(Figure dataset records)

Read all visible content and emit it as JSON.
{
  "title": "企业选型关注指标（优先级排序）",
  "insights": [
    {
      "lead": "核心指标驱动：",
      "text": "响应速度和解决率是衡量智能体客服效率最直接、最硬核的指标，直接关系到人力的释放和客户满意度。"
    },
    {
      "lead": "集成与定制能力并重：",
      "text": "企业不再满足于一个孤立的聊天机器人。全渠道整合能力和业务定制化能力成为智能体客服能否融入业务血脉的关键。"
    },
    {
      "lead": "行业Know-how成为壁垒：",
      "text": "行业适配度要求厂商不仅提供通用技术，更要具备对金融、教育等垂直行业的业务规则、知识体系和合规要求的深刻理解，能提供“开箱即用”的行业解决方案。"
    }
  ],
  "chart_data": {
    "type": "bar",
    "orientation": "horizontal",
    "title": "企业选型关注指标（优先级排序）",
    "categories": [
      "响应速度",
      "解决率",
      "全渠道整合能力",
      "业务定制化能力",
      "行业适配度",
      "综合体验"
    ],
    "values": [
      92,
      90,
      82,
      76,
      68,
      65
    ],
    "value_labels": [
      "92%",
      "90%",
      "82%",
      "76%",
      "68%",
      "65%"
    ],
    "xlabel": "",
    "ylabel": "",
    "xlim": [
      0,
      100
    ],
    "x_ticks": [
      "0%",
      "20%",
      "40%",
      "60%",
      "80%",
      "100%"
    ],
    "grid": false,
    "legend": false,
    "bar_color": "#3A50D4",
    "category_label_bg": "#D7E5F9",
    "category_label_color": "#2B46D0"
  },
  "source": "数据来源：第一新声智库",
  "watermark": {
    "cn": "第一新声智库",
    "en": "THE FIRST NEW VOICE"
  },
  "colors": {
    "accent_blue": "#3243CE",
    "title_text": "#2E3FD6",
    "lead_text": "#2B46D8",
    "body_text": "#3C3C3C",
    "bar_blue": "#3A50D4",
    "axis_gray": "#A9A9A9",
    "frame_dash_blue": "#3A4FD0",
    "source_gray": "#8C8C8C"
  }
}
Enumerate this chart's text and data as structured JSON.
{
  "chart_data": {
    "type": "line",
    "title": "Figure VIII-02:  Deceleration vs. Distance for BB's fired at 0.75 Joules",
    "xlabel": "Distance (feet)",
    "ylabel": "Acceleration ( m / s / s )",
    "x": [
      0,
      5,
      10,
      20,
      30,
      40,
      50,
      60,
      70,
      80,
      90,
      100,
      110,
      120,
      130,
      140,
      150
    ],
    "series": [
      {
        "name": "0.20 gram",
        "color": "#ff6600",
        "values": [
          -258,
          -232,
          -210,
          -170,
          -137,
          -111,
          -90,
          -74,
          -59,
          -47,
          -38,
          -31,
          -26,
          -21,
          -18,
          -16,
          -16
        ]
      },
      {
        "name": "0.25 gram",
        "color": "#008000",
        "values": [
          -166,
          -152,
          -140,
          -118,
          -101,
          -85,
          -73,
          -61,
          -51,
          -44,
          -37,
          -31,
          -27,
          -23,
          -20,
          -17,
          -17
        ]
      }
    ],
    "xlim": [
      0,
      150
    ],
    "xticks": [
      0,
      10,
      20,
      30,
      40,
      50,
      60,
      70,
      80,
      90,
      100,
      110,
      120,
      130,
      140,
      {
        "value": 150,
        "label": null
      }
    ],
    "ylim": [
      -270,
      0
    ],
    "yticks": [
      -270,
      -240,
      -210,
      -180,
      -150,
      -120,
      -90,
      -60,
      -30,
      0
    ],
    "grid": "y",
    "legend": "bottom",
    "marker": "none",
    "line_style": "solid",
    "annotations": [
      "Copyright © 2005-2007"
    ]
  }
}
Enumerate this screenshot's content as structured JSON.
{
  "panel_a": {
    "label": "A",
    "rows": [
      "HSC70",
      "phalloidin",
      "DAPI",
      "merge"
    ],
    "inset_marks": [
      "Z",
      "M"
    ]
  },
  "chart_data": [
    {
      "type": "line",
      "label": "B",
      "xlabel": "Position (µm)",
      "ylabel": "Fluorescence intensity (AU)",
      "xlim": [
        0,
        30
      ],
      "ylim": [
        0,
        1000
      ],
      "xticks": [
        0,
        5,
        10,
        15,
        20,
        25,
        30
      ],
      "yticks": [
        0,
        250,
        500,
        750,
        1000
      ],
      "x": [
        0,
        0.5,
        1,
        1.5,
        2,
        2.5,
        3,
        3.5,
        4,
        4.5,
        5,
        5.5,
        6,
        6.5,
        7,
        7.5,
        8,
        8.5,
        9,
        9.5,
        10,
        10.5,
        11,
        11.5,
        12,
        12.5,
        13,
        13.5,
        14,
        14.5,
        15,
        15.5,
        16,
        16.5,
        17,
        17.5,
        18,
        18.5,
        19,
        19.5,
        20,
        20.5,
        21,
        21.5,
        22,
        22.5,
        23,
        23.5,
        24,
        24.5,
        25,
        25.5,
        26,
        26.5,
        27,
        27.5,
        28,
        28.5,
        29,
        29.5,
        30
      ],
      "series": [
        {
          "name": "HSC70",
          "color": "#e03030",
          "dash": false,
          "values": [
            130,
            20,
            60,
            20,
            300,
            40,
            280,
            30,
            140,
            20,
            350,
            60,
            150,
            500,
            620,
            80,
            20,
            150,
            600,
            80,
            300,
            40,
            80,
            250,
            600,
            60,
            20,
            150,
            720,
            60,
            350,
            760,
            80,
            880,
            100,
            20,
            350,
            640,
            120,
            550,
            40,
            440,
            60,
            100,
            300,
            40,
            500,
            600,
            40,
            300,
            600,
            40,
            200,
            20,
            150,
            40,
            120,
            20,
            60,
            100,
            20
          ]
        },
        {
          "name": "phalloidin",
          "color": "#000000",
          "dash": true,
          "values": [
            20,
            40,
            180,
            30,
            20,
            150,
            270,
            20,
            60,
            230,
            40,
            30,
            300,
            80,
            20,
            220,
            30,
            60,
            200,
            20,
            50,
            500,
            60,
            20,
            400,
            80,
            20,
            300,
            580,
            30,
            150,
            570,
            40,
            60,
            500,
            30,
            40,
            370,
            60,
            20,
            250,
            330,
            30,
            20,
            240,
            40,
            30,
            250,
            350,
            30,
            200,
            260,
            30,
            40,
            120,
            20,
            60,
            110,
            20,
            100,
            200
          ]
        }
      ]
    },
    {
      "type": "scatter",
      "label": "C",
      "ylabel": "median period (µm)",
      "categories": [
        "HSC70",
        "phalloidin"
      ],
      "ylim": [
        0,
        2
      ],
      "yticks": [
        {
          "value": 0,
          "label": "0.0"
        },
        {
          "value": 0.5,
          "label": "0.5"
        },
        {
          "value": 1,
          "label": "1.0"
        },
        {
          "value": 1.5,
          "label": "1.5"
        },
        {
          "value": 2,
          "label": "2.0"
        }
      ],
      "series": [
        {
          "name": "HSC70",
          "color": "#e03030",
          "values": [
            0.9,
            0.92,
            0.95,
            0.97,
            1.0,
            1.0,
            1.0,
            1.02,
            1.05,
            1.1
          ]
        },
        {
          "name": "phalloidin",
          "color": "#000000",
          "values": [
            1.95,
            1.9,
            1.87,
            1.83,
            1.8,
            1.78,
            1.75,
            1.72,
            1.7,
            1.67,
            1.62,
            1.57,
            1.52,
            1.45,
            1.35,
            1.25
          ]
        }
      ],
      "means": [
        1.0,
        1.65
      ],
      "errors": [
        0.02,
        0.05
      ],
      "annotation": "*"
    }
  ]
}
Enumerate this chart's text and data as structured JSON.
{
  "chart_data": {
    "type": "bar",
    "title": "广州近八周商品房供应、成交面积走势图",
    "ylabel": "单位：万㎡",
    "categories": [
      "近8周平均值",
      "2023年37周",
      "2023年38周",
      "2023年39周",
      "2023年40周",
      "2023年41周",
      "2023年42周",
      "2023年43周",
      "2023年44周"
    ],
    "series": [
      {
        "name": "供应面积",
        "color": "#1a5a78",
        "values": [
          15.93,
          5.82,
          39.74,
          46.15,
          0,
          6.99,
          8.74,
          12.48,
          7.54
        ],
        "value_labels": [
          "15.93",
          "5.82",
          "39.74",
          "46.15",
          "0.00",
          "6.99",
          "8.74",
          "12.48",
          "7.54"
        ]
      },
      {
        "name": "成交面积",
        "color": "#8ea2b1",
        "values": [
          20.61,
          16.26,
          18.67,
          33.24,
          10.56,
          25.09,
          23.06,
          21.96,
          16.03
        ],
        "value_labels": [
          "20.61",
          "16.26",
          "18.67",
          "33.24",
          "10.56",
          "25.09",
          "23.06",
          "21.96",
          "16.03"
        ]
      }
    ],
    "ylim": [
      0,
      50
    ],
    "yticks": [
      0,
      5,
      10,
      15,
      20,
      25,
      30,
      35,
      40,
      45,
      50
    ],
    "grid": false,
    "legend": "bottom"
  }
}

### PROBLEM TO WORK ON
Copy out every line where the word "ylabel" occurs.

### RESULT FOR THIS EXERCISE
    "ylabel": "",
    "ylabel": "Acceleration ( m / s / s )",
      "ylabel": "Fluorescence intensity (AU)",
      "ylabel": "median period (µm)",
    "ylabel": "单位：万㎡",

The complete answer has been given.